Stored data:

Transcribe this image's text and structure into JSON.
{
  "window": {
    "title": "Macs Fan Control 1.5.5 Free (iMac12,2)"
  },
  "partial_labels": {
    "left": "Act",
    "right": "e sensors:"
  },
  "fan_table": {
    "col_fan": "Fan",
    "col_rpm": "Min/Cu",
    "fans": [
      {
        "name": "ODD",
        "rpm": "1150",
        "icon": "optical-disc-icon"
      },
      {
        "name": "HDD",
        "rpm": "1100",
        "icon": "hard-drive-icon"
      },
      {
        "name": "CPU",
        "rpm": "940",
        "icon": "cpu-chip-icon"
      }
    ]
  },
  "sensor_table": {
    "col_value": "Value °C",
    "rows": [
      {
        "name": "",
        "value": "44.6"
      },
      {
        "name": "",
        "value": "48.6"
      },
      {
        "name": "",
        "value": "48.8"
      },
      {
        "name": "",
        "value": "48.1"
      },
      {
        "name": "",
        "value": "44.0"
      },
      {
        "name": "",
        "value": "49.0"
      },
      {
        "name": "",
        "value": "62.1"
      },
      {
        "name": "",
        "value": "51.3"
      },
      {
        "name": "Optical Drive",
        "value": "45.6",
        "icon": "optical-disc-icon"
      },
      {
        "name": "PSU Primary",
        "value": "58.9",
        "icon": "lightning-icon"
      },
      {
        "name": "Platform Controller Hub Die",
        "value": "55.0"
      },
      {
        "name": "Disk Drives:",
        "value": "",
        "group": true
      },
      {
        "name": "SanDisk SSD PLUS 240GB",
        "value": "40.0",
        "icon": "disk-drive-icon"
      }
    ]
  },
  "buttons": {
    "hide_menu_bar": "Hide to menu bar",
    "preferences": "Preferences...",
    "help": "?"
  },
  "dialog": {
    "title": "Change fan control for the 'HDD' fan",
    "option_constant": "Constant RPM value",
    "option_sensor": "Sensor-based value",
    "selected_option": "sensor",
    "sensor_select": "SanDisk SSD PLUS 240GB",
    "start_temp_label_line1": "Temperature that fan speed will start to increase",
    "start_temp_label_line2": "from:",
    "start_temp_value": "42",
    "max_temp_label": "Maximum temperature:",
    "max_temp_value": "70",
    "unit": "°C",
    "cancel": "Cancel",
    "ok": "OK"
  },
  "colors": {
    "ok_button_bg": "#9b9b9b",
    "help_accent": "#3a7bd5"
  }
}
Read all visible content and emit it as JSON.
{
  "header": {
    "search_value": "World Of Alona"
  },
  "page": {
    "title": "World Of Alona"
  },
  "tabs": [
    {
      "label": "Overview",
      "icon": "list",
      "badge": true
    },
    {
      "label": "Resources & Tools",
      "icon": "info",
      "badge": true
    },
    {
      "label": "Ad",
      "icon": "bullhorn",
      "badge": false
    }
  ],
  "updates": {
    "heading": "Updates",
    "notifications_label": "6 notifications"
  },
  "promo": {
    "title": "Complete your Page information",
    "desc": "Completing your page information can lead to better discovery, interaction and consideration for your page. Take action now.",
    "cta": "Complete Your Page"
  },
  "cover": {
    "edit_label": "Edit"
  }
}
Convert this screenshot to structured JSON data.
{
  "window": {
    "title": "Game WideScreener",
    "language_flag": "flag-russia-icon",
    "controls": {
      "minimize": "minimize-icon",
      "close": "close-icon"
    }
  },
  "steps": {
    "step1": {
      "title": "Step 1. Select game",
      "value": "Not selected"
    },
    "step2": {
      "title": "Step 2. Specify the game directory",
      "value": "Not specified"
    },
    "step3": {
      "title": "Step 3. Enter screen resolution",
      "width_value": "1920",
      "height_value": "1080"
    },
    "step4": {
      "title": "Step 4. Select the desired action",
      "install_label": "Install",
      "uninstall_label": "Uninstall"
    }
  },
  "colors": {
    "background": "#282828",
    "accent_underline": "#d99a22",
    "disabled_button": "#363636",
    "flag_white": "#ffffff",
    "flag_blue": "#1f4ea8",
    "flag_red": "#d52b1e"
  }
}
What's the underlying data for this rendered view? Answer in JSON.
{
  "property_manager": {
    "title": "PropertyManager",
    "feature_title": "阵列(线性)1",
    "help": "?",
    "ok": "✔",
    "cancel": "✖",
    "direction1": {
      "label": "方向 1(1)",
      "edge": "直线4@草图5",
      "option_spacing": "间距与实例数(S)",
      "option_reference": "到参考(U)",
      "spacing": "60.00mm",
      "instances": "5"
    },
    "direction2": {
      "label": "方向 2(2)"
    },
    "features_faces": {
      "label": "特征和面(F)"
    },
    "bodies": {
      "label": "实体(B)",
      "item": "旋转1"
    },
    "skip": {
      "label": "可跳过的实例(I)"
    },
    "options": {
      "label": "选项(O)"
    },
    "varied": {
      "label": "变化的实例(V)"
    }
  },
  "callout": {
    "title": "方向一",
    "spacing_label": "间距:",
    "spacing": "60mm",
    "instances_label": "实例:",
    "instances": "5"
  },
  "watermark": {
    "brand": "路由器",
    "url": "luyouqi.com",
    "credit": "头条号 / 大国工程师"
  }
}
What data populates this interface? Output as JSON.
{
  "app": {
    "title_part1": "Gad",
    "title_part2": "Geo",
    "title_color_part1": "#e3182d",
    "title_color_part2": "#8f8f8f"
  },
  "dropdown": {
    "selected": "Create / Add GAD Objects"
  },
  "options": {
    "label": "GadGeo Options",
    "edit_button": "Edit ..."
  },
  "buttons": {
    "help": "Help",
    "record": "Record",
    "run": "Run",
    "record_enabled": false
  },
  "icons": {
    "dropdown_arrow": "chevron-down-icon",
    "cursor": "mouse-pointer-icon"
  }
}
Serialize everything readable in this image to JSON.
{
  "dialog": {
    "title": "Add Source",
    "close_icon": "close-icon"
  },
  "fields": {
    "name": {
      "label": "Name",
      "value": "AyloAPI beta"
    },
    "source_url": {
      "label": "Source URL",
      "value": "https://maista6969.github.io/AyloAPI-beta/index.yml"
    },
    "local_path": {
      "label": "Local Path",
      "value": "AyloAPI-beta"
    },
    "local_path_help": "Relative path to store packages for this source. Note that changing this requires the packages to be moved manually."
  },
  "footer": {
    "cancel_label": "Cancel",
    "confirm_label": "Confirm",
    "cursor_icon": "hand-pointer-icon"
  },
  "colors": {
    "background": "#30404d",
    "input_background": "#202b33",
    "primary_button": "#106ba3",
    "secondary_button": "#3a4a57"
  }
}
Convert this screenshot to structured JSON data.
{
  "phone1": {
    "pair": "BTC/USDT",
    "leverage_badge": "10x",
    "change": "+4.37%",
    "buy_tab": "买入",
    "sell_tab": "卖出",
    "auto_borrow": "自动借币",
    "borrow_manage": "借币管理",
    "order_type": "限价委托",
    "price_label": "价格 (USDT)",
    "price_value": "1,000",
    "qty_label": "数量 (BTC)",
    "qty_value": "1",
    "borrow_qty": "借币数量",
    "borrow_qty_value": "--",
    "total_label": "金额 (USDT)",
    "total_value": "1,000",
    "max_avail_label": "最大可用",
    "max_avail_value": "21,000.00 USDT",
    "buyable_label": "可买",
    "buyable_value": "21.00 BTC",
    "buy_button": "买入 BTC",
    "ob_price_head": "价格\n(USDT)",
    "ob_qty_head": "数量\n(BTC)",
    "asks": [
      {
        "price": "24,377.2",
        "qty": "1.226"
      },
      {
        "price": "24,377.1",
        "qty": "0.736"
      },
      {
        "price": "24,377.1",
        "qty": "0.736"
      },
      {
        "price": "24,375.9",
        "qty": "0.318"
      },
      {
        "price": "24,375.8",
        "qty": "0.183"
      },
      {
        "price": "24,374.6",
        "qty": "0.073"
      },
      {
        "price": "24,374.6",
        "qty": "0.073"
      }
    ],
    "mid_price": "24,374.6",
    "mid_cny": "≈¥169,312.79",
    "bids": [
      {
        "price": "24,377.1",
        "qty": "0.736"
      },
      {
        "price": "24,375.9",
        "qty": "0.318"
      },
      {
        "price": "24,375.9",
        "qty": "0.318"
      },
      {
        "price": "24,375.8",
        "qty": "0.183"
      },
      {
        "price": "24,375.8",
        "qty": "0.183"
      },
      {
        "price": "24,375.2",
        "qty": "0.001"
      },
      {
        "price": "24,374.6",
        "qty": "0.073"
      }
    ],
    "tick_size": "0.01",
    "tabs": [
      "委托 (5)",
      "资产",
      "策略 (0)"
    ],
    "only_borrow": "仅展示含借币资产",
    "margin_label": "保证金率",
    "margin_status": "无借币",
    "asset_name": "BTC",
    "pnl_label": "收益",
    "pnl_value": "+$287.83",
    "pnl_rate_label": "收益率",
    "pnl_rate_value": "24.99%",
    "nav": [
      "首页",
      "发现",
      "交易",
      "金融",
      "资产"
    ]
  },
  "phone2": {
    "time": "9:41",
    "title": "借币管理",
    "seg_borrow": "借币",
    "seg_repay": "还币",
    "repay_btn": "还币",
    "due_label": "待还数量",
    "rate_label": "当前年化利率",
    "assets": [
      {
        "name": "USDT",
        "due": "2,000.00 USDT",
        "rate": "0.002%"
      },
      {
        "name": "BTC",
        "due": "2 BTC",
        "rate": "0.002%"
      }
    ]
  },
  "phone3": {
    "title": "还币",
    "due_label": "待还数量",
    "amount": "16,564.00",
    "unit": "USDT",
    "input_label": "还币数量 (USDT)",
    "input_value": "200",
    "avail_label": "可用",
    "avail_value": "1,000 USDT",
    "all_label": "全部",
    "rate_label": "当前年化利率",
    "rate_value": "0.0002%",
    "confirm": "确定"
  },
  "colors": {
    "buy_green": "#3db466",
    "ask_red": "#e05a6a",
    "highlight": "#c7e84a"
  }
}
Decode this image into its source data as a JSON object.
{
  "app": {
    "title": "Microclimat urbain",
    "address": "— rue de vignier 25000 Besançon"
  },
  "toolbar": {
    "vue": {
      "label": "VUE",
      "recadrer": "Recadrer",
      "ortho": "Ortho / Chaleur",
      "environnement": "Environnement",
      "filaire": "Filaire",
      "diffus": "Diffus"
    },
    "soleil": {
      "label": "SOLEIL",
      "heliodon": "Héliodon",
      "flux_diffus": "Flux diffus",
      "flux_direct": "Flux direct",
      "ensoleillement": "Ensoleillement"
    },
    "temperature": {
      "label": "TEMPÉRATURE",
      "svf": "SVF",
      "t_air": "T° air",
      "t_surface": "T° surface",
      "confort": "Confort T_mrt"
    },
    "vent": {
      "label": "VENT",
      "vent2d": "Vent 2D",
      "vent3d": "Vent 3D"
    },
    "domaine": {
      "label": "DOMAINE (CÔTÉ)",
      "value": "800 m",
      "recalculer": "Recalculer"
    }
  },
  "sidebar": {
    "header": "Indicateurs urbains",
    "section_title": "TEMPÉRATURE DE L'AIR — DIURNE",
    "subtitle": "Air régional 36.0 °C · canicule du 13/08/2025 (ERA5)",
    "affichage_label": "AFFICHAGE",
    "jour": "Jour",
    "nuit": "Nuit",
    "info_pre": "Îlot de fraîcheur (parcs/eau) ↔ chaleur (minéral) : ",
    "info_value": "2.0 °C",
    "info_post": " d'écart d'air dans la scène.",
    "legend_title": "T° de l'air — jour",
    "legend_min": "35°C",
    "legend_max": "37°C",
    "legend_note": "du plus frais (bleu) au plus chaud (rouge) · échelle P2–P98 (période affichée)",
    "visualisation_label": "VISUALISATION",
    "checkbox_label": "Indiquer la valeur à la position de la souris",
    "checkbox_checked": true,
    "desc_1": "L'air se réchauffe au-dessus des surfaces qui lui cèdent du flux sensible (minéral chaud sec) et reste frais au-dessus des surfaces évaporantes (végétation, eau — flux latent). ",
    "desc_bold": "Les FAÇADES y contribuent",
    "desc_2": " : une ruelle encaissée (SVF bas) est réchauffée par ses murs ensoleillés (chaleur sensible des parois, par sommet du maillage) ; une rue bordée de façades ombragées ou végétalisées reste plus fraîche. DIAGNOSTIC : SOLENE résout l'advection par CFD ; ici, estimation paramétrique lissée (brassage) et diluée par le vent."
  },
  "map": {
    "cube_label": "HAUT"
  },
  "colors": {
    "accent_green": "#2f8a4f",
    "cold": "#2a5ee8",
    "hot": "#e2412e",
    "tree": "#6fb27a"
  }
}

* [Task directions]:
Above is a listing; report how many of its lines include the word "pointer", giving the number only.

* [Complete response]:
2